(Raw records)

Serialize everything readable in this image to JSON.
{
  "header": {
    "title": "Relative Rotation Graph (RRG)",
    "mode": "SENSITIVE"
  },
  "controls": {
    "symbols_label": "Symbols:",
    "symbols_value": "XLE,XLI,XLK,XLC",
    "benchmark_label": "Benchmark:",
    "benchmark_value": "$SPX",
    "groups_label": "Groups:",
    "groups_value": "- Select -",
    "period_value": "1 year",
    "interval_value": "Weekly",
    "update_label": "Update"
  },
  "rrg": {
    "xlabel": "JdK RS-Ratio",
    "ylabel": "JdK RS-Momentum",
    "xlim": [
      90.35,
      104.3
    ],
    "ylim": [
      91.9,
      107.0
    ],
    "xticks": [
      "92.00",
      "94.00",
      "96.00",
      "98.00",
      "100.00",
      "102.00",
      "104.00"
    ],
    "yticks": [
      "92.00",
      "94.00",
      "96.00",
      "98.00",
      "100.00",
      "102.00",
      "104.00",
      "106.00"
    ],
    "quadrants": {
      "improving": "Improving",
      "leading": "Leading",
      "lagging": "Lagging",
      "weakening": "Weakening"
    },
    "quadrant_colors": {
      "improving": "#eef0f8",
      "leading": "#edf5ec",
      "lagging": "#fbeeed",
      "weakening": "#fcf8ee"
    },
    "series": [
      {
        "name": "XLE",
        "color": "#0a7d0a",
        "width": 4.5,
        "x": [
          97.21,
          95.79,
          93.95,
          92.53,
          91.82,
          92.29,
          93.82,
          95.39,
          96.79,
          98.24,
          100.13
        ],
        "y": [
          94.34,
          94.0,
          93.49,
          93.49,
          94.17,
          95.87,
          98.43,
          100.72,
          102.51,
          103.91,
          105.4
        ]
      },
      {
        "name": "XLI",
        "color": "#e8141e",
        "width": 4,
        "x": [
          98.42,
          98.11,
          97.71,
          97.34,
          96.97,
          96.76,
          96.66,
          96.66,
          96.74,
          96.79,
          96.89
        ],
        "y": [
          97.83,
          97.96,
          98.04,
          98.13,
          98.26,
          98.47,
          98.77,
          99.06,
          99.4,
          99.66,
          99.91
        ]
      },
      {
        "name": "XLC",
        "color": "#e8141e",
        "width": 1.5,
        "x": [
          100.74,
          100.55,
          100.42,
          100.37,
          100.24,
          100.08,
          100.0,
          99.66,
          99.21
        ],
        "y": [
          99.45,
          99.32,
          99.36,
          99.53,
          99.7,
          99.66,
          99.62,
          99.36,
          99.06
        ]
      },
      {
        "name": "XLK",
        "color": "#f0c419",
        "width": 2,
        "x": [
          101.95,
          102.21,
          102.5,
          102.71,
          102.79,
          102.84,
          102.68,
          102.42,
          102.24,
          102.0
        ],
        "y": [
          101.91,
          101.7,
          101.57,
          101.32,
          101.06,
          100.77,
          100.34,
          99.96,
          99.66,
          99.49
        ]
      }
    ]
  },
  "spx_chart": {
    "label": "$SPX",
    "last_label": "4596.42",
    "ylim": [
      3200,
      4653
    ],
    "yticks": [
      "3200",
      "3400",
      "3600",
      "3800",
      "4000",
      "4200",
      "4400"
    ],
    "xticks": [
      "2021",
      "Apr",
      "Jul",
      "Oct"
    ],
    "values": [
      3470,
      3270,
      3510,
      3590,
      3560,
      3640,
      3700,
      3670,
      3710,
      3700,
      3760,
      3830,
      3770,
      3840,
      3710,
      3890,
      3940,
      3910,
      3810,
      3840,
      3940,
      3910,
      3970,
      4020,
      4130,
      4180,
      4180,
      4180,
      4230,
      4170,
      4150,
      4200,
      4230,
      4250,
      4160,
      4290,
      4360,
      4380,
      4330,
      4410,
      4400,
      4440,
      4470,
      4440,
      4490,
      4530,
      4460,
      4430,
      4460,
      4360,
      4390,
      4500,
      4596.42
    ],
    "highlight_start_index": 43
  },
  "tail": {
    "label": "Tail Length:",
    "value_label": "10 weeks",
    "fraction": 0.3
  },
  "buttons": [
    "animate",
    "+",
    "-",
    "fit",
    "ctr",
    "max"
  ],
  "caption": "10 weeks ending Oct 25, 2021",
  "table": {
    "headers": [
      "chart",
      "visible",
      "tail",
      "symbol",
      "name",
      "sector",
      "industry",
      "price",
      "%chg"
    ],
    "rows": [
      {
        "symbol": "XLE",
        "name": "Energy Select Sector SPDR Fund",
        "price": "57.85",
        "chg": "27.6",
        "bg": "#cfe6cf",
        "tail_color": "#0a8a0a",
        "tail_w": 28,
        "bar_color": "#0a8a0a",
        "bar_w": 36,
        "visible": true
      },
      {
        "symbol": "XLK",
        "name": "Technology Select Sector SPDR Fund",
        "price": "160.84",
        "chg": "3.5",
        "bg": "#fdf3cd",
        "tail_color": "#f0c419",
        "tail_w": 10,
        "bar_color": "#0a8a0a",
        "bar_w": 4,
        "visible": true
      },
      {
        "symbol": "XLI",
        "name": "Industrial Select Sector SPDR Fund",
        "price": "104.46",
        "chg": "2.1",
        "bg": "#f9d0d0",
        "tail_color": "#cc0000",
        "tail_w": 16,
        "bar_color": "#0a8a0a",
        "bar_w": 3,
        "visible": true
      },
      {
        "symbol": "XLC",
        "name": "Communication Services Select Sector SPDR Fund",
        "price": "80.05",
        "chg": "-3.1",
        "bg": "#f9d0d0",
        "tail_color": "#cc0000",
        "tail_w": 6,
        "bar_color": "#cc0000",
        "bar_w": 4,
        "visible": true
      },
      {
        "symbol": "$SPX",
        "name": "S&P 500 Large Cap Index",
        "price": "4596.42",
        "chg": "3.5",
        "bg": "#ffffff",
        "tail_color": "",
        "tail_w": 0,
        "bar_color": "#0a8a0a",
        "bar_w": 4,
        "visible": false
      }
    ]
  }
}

==

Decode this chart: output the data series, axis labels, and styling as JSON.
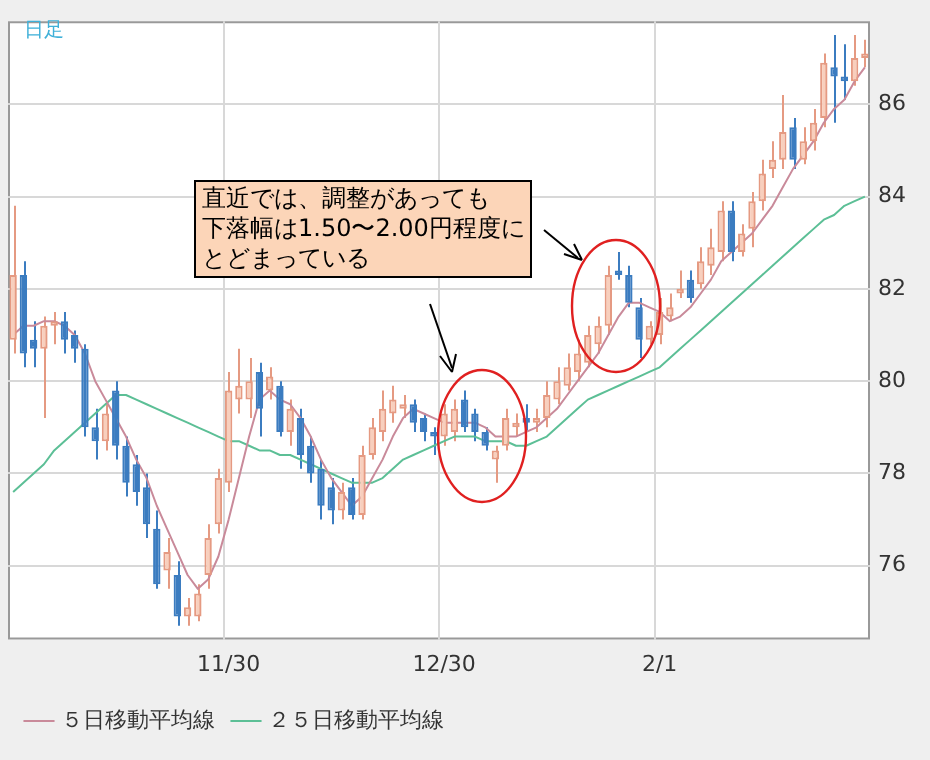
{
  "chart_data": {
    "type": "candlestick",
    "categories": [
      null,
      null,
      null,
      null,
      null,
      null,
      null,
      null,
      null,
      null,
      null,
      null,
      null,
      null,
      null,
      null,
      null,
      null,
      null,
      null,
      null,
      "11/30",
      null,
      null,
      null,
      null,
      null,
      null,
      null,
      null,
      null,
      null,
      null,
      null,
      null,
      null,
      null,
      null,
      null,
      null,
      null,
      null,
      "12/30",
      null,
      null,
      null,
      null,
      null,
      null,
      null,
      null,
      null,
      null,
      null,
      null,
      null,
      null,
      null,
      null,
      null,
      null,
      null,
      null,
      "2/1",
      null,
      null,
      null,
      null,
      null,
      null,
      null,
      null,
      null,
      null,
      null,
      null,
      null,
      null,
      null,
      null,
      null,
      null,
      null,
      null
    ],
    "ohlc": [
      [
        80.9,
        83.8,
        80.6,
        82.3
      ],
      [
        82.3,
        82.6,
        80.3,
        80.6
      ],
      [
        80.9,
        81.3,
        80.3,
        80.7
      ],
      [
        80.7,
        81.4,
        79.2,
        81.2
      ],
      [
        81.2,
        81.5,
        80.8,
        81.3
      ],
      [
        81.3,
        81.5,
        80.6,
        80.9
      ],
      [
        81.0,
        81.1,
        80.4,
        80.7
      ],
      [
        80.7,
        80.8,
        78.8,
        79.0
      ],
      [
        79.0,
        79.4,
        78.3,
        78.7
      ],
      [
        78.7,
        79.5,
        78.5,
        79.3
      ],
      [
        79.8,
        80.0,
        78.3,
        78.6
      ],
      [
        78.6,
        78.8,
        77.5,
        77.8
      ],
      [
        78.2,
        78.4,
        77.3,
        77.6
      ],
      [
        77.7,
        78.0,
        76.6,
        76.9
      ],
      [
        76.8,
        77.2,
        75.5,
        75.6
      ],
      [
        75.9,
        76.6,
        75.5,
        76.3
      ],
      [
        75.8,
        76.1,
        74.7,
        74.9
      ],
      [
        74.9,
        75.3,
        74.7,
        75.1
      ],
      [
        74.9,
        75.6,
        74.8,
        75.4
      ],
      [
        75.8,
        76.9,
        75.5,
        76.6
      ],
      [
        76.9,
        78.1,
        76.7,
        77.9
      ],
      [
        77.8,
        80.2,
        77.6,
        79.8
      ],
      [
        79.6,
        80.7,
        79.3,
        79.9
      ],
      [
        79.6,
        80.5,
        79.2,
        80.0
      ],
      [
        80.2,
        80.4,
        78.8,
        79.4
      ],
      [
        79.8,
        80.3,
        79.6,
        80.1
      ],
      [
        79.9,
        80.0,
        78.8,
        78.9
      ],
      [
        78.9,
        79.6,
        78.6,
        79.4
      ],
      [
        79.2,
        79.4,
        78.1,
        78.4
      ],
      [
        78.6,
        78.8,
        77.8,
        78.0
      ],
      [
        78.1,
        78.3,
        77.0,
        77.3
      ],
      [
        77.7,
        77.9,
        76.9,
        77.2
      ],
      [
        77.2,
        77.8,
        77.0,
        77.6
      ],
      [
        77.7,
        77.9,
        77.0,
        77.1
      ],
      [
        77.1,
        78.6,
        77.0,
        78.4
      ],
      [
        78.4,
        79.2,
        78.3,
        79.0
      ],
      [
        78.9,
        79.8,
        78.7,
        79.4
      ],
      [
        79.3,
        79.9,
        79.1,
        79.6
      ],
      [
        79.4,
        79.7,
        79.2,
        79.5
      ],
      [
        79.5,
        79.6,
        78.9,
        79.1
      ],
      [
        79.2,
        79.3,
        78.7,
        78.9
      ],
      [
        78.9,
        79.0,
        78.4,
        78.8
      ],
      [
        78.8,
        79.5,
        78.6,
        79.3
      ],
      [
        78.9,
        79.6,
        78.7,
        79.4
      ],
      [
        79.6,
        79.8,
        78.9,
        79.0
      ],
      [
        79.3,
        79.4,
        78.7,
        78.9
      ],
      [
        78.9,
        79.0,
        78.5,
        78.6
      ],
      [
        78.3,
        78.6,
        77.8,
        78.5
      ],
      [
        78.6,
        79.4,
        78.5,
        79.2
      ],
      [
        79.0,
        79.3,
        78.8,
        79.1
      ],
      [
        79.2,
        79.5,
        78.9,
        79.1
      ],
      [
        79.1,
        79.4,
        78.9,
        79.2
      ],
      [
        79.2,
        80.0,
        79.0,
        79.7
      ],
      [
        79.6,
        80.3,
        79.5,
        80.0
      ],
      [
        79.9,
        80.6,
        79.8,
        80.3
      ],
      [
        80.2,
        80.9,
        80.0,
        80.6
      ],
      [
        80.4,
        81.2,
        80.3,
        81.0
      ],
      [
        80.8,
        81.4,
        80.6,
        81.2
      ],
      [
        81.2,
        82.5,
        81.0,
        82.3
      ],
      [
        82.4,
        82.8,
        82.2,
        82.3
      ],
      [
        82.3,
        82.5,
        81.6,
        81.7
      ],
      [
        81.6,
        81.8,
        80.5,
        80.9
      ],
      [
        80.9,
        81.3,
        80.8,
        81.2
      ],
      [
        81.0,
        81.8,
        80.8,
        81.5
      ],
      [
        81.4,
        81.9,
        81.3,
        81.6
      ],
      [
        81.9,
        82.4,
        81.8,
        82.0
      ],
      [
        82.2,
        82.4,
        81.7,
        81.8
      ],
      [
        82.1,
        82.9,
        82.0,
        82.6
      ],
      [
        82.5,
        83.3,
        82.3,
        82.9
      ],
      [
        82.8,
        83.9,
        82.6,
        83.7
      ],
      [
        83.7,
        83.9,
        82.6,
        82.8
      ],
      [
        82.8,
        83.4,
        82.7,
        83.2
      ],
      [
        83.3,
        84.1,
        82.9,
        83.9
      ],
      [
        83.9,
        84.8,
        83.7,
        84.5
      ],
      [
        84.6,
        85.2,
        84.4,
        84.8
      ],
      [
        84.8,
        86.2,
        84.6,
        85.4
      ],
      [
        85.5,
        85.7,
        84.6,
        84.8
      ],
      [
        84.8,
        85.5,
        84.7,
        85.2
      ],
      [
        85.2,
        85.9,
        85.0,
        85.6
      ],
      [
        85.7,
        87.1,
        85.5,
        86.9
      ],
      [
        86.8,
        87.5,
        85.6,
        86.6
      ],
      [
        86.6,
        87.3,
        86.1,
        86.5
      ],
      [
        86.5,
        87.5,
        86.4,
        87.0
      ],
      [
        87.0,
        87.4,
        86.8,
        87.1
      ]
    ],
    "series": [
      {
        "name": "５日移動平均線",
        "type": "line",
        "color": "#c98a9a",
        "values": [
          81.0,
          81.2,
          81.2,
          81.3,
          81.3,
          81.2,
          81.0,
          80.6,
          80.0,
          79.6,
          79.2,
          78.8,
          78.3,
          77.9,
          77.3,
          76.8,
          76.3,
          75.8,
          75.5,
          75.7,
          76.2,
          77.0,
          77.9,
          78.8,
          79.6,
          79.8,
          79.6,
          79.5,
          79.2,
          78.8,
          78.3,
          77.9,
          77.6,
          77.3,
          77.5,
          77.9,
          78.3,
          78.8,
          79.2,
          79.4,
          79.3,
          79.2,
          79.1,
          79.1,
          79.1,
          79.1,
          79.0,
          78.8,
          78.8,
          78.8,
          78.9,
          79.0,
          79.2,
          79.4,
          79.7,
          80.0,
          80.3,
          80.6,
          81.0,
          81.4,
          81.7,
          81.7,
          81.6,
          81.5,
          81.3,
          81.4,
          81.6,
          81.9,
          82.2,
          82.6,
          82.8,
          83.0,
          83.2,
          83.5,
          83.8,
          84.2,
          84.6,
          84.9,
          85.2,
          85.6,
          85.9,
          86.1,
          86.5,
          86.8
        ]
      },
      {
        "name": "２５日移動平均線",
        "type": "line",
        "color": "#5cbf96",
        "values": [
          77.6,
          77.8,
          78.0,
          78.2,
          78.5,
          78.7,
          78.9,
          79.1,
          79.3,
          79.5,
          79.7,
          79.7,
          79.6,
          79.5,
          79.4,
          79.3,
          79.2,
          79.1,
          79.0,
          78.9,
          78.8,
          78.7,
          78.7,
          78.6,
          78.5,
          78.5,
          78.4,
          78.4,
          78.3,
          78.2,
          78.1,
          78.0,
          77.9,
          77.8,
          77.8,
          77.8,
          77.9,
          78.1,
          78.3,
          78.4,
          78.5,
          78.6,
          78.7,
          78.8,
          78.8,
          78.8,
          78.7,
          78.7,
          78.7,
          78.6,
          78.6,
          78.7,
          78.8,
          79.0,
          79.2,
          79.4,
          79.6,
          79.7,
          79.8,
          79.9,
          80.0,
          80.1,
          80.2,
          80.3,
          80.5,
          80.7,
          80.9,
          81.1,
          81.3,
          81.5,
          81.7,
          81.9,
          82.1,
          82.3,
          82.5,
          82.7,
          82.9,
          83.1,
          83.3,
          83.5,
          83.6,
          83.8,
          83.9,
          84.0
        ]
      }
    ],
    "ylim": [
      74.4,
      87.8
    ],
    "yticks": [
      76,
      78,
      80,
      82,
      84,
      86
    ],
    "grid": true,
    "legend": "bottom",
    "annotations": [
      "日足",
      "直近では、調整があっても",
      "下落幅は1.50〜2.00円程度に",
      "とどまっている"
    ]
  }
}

◆ Exercise task
The lines above form a set of records; determine how many of them contain the string "weeks" and give that number alone.

◆ Output for this exercise
2